**To be done**
Without including any pictures, write out all the entries exactly.
== Extracted material
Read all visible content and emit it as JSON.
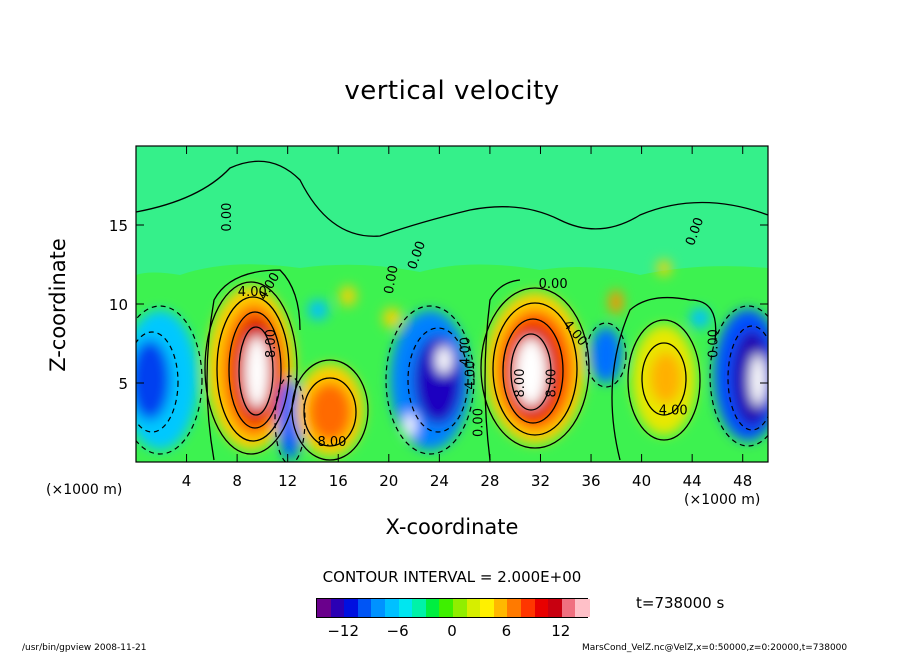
{
  "chart_data": {
    "type": "heatmap",
    "title": "vertical velocity",
    "xlabel": "X-coordinate",
    "ylabel": "Z-coordinate",
    "x_unit": "(×1000 m)",
    "xlim": [
      0,
      50
    ],
    "ylim": [
      0,
      20
    ],
    "x_ticks": [
      "4",
      "8",
      "12",
      "16",
      "20",
      "24",
      "28",
      "32",
      "36",
      "40",
      "44",
      "48"
    ],
    "y_ticks": [
      "5",
      "10",
      "15"
    ],
    "contour_labels": [
      "0.00",
      "4.00",
      "8.00",
      "8.00",
      "4.00",
      "0.00",
      "0.00",
      "0.00",
      "0.00",
      "4.00",
      "4.00",
      "8.00",
      "4.00",
      "0.00",
      "4.00",
      "8.00",
      "0.00"
    ],
    "contour_interval_text": "CONTOUR INTERVAL = 2.000E+00",
    "colorbar": {
      "ticks": [
        "−12",
        "−6",
        "0",
        "6",
        "12"
      ],
      "range": [
        -15,
        15
      ],
      "colors": [
        "#6a008c",
        "#2b00b4",
        "#0010e0",
        "#0055f5",
        "#0092ff",
        "#00c0ff",
        "#00e6f0",
        "#00f2a8",
        "#00ee40",
        "#3ef000",
        "#90ee00",
        "#d6ee00",
        "#fff000",
        "#ffb800",
        "#ff7a00",
        "#ff3600",
        "#e80000",
        "#c80010",
        "#f07080",
        "#ffc0c8"
      ]
    },
    "time_label": "t=738000 s",
    "footer_left": "/usr/bin/gpview  2008-11-21",
    "footer_right": "MarsCond_VelZ.nc@VelZ,x=0:50000,z=0:20000,t=738000",
    "cells": [
      {
        "x": 9.6,
        "z": 6.0,
        "value": 14
      },
      {
        "x": 30.4,
        "z": 6.0,
        "value": 14
      },
      {
        "x": 16.4,
        "z": 3.5,
        "value": 9
      },
      {
        "x": 42.0,
        "z": 5.5,
        "value": 7
      },
      {
        "x": 24.2,
        "z": 5.6,
        "value": -14
      },
      {
        "x": 2.5,
        "z": 5.0,
        "value": -8
      },
      {
        "x": 48.5,
        "z": 5.5,
        "value": -14
      },
      {
        "x": 37.4,
        "z": 7.0,
        "value": -6
      }
    ]
  }
}
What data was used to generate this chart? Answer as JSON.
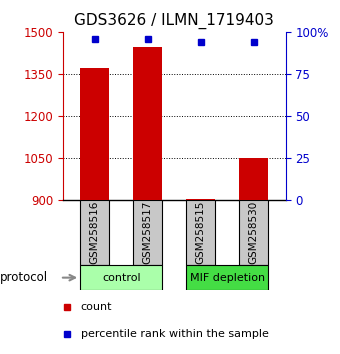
{
  "title": "GDS3626 / ILMN_1719403",
  "samples": [
    "GSM258516",
    "GSM258517",
    "GSM258515",
    "GSM258530"
  ],
  "bar_values": [
    1370,
    1445,
    905,
    1050
  ],
  "percentile_values": [
    96,
    96,
    94,
    94
  ],
  "bar_base": 900,
  "ylim_left": [
    900,
    1500
  ],
  "ylim_right": [
    0,
    100
  ],
  "yticks_left": [
    900,
    1050,
    1200,
    1350,
    1500
  ],
  "yticks_right": [
    0,
    25,
    50,
    75,
    100
  ],
  "ytick_labels_right": [
    "0",
    "25",
    "50",
    "75",
    "100%"
  ],
  "bar_color": "#cc0000",
  "point_color": "#0000cc",
  "groups": [
    {
      "label": "control",
      "indices": [
        0,
        1
      ],
      "color": "#aaffaa"
    },
    {
      "label": "MIF depletion",
      "indices": [
        2,
        3
      ],
      "color": "#44dd44"
    }
  ],
  "protocol_label": "protocol",
  "legend_count_label": "count",
  "legend_pct_label": "percentile rank within the sample",
  "title_fontsize": 11,
  "tick_fontsize": 8.5,
  "sample_box_color": "#c8c8c8",
  "background_color": "#ffffff",
  "bar_width": 0.55
}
====
**Written reply**
Read all visible content and emit it as JSON.
{
  "chart_data": {
    "type": "heatmap",
    "title": "vertical velocity",
    "xlabel": "X-coordinate",
    "ylabel": "Z-coordinate",
    "x_unit": "(×1000 m)",
    "xlim": [
      0,
      50
    ],
    "ylim": [
      0,
      20
    ],
    "x_ticks": [
      "4",
      "8",
      "12",
      "16",
      "20",
      "24",
      "28",
      "32",
      "36",
      "40",
      "44",
      "48"
    ],
    "y_ticks": [
      "5",
      "10",
      "15"
    ],
    "contour_labels": [
      "0.00",
      "4.00",
      "8.00",
      "8.00",
      "4.00",
      "0.00",
      "0.00",
      "0.00",
      "0.00",
      "4.00",
      "4.00",
      "8.00",
      "4.00",
      "0.00",
      "4.00",
      "8.00",
      "0.00"
    ],
    "contour_interval_text": "CONTOUR INTERVAL = 2.000E+00",
    "colorbar": {
      "ticks": [
        "−12",
        "−6",
        "0",
        "6",
        "12"
      ],
      "range": [
        -15,
        15
      ],
      "colors": [
        "#6a008c",
        "#2b00b4",
        "#0010e0",
        "#0055f5",
        "#0092ff",
        "#00c0ff",
        "#00e6f0",
        "#00f2a8",
        "#00ee40",
        "#3ef000",
        "#90ee00",
        "#d6ee00",
        "#fff000",
        "#ffb800",
        "#ff7a00",
        "#ff3600",
        "#e80000",
        "#c80010",
        "#f07080",
        "#ffc0c8"
      ]
    },
    "time_label": "t=738000 s",
    "footer_left": "/usr/bin/gpview  2008-11-21",
    "footer_right": "MarsCond_VelZ.nc@VelZ,x=0:50000,z=0:20000,t=738000",
    "cells": [
      {
        "x": 9.6,
        "z": 6.0,
        "value": 14
      },
      {
        "x": 30.4,
        "z": 6.0,
        "value": 14
      },
      {
        "x": 16.4,
        "z": 3.5,
        "value": 9
      },
      {
        "x": 42.0,
        "z": 5.5,
        "value": 7
      },
      {
        "x": 24.2,
        "z": 5.6,
        "value": -14
      },
      {
        "x": 2.5,
        "z": 5.0,
        "value": -8
      },
      {
        "x": 48.5,
        "z": 5.5,
        "value": -14
      },
      {
        "x": 37.4,
        "z": 7.0,
        "value": -6
      }
    ]
  }
}
What data was used to generate this chart? Answer as JSON.
{
  "title": "GDS3626 / ILMN_1719403",
  "samples": [
    "GSM258516",
    "GSM258517",
    "GSM258515",
    "GSM258530"
  ],
  "bar_values": [
    1370,
    1445,
    905,
    1050
  ],
  "percentile_values": [
    96,
    96,
    94,
    94
  ],
  "bar_base": 900,
  "ylim_left": [
    900,
    1500
  ],
  "ylim_right": [
    0,
    100
  ],
  "yticks_left": [
    900,
    1050,
    1200,
    1350,
    1500
  ],
  "yticks_right": [
    0,
    25,
    50,
    75,
    100
  ],
  "ytick_labels_right": [
    "0",
    "25",
    "50",
    "75",
    "100%"
  ],
  "bar_color": "#cc0000",
  "point_color": "#0000cc",
  "groups": [
    {
      "label": "control",
      "indices": [
        0,
        1
      ],
      "color": "#aaffaa"
    },
    {
      "label": "MIF depletion",
      "indices": [
        2,
        3
      ],
      "color": "#44dd44"
    }
  ],
  "protocol_label": "protocol",
  "legend_count_label": "count",
  "legend_pct_label": "percentile rank within the sample",
  "title_fontsize": 11,
  "tick_fontsize": 8.5,
  "sample_box_color": "#c8c8c8",
  "background_color": "#ffffff",
  "bar_width": 0.55
}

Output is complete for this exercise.